═════ Supplied information ═════
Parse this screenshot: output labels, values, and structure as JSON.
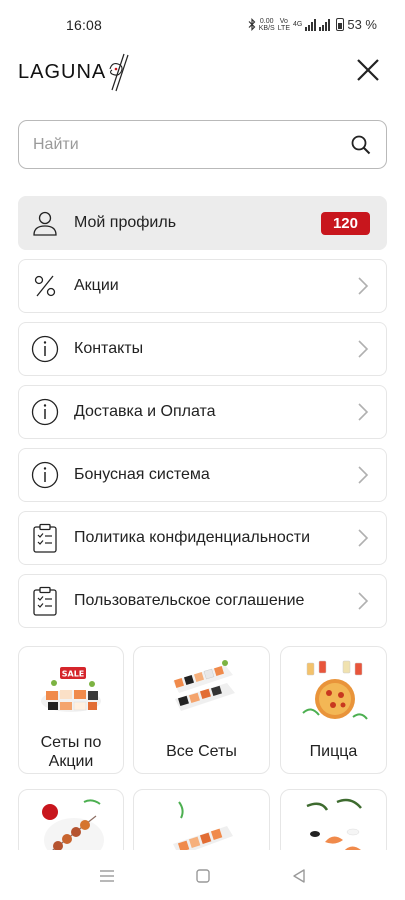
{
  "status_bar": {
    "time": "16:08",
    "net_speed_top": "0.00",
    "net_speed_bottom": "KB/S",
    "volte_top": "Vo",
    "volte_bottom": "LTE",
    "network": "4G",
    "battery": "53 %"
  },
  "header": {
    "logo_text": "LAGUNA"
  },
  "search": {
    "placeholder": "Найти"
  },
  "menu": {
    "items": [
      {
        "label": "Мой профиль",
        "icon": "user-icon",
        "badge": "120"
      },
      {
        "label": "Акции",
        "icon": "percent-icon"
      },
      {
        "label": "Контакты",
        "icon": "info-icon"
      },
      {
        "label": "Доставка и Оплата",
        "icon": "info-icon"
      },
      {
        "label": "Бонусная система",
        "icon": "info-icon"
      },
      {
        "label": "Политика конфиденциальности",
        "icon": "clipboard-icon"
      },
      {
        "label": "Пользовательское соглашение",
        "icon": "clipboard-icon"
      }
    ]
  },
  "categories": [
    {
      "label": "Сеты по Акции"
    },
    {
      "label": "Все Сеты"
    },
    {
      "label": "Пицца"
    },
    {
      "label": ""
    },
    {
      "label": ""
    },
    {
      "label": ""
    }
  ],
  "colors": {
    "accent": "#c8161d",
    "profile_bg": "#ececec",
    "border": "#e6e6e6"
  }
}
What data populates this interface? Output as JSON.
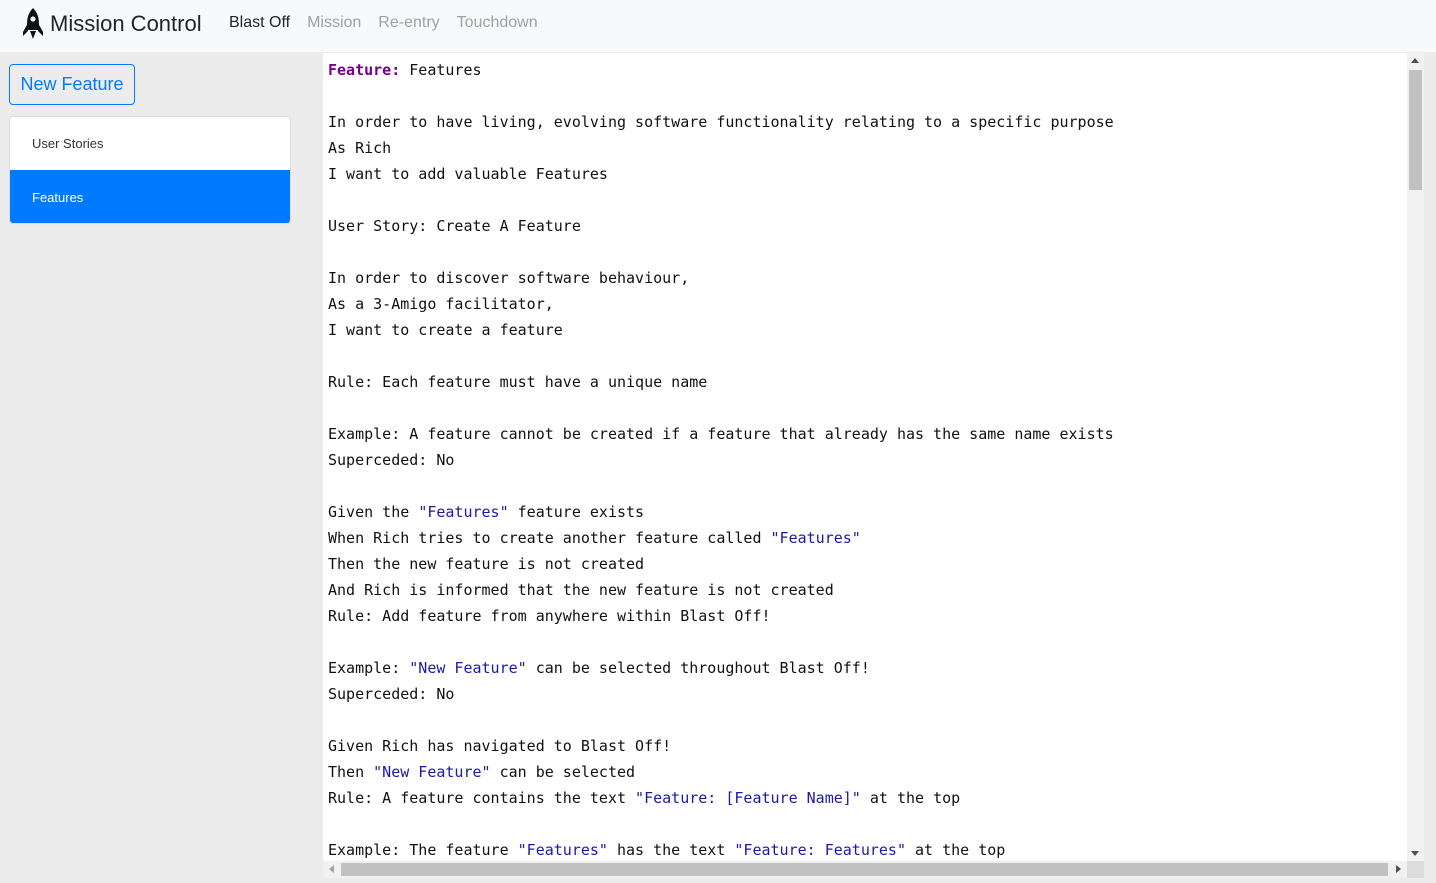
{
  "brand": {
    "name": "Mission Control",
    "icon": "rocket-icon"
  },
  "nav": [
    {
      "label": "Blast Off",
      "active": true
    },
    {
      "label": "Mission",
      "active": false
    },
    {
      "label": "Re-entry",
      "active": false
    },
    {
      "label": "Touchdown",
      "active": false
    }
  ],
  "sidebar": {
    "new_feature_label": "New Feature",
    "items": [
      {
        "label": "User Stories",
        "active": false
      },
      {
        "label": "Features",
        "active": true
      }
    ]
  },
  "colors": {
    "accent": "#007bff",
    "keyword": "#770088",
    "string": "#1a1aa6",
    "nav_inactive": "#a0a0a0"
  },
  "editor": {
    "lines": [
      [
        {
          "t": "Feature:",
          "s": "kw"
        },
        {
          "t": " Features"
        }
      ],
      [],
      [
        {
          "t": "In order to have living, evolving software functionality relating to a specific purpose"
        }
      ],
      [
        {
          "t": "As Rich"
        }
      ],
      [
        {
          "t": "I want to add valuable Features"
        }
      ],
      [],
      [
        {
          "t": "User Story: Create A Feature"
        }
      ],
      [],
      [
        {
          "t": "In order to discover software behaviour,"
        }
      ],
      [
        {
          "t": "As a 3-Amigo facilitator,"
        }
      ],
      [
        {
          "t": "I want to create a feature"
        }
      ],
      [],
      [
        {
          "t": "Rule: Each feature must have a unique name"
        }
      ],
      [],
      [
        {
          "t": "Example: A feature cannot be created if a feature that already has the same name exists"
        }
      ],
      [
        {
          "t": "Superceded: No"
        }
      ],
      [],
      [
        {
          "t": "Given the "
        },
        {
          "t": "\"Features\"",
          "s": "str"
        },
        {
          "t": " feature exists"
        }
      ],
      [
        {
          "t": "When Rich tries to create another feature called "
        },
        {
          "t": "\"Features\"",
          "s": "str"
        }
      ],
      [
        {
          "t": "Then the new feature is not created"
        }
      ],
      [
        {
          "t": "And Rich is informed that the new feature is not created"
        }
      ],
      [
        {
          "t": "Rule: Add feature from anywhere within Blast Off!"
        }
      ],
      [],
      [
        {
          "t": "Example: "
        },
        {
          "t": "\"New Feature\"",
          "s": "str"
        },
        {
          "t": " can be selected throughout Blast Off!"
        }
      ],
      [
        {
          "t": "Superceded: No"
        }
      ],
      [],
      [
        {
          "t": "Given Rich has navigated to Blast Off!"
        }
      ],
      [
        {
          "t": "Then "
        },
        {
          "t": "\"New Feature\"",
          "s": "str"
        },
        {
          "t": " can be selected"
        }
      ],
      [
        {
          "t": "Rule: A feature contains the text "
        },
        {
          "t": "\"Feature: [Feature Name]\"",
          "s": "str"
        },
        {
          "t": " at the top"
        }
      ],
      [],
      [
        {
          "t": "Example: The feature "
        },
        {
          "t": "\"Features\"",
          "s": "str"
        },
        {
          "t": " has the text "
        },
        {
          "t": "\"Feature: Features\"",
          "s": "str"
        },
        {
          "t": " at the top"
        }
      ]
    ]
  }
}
═════
Goal
Transcribe every entry word for word, but skip the pictures.

Solution for this problem
Parse this screenshot: output labels, values, and structure as JSON.
{
  "status_bar": {
    "time": "16:08",
    "net_speed_top": "0.00",
    "net_speed_bottom": "KB/S",
    "volte_top": "Vo",
    "volte_bottom": "LTE",
    "network": "4G",
    "battery": "53 %"
  },
  "header": {
    "logo_text": "LAGUNA"
  },
  "search": {
    "placeholder": "Найти"
  },
  "menu": {
    "items": [
      {
        "label": "Мой профиль",
        "icon": "user-icon",
        "badge": "120"
      },
      {
        "label": "Акции",
        "icon": "percent-icon"
      },
      {
        "label": "Контакты",
        "icon": "info-icon"
      },
      {
        "label": "Доставка и Оплата",
        "icon": "info-icon"
      },
      {
        "label": "Бонусная система",
        "icon": "info-icon"
      },
      {
        "label": "Политика конфиденциальности",
        "icon": "clipboard-icon"
      },
      {
        "label": "Пользовательское соглашение",
        "icon": "clipboard-icon"
      }
    ]
  },
  "categories": [
    {
      "label": "Сеты по Акции"
    },
    {
      "label": "Все Сеты"
    },
    {
      "label": "Пицца"
    },
    {
      "label": ""
    },
    {
      "label": ""
    },
    {
      "label": ""
    }
  ],
  "colors": {
    "accent": "#c8161d",
    "profile_bg": "#ececec",
    "border": "#e6e6e6"
  }
}
What data populates this interface? Output as JSON.
{
  "brand": {
    "name": "Mission Control",
    "icon": "rocket-icon"
  },
  "nav": [
    {
      "label": "Blast Off",
      "active": true
    },
    {
      "label": "Mission",
      "active": false
    },
    {
      "label": "Re-entry",
      "active": false
    },
    {
      "label": "Touchdown",
      "active": false
    }
  ],
  "sidebar": {
    "new_feature_label": "New Feature",
    "items": [
      {
        "label": "User Stories",
        "active": false
      },
      {
        "label": "Features",
        "active": true
      }
    ]
  },
  "colors": {
    "accent": "#007bff",
    "keyword": "#770088",
    "string": "#1a1aa6",
    "nav_inactive": "#a0a0a0"
  },
  "editor": {
    "lines": [
      [
        {
          "t": "Feature:",
          "s": "kw"
        },
        {
          "t": " Features"
        }
      ],
      [],
      [
        {
          "t": "In order to have living, evolving software functionality relating to a specific purpose"
        }
      ],
      [
        {
          "t": "As Rich"
        }
      ],
      [
        {
          "t": "I want to add valuable Features"
        }
      ],
      [],
      [
        {
          "t": "User Story: Create A Feature"
        }
      ],
      [],
      [
        {
          "t": "In order to discover software behaviour,"
        }
      ],
      [
        {
          "t": "As a 3-Amigo facilitator,"
        }
      ],
      [
        {
          "t": "I want to create a feature"
        }
      ],
      [],
      [
        {
          "t": "Rule: Each feature must have a unique name"
        }
      ],
      [],
      [
        {
          "t": "Example: A feature cannot be created if a feature that already has the same name exists"
        }
      ],
      [
        {
          "t": "Superceded: No"
        }
      ],
      [],
      [
        {
          "t": "Given the "
        },
        {
          "t": "\"Features\"",
          "s": "str"
        },
        {
          "t": " feature exists"
        }
      ],
      [
        {
          "t": "When Rich tries to create another feature called "
        },
        {
          "t": "\"Features\"",
          "s": "str"
        }
      ],
      [
        {
          "t": "Then the new feature is not created"
        }
      ],
      [
        {
          "t": "And Rich is informed that the new feature is not created"
        }
      ],
      [
        {
          "t": "Rule: Add feature from anywhere within Blast Off!"
        }
      ],
      [],
      [
        {
          "t": "Example: "
        },
        {
          "t": "\"New Feature\"",
          "s": "str"
        },
        {
          "t": " can be selected throughout Blast Off!"
        }
      ],
      [
        {
          "t": "Superceded: No"
        }
      ],
      [],
      [
        {
          "t": "Given Rich has navigated to Blast Off!"
        }
      ],
      [
        {
          "t": "Then "
        },
        {
          "t": "\"New Feature\"",
          "s": "str"
        },
        {
          "t": " can be selected"
        }
      ],
      [
        {
          "t": "Rule: A feature contains the text "
        },
        {
          "t": "\"Feature: [Feature Name]\"",
          "s": "str"
        },
        {
          "t": " at the top"
        }
      ],
      [],
      [
        {
          "t": "Example: The feature "
        },
        {
          "t": "\"Features\"",
          "s": "str"
        },
        {
          "t": " has the text "
        },
        {
          "t": "\"Feature: Features\"",
          "s": "str"
        },
        {
          "t": " at the top"
        }
      ]
    ]
  }
}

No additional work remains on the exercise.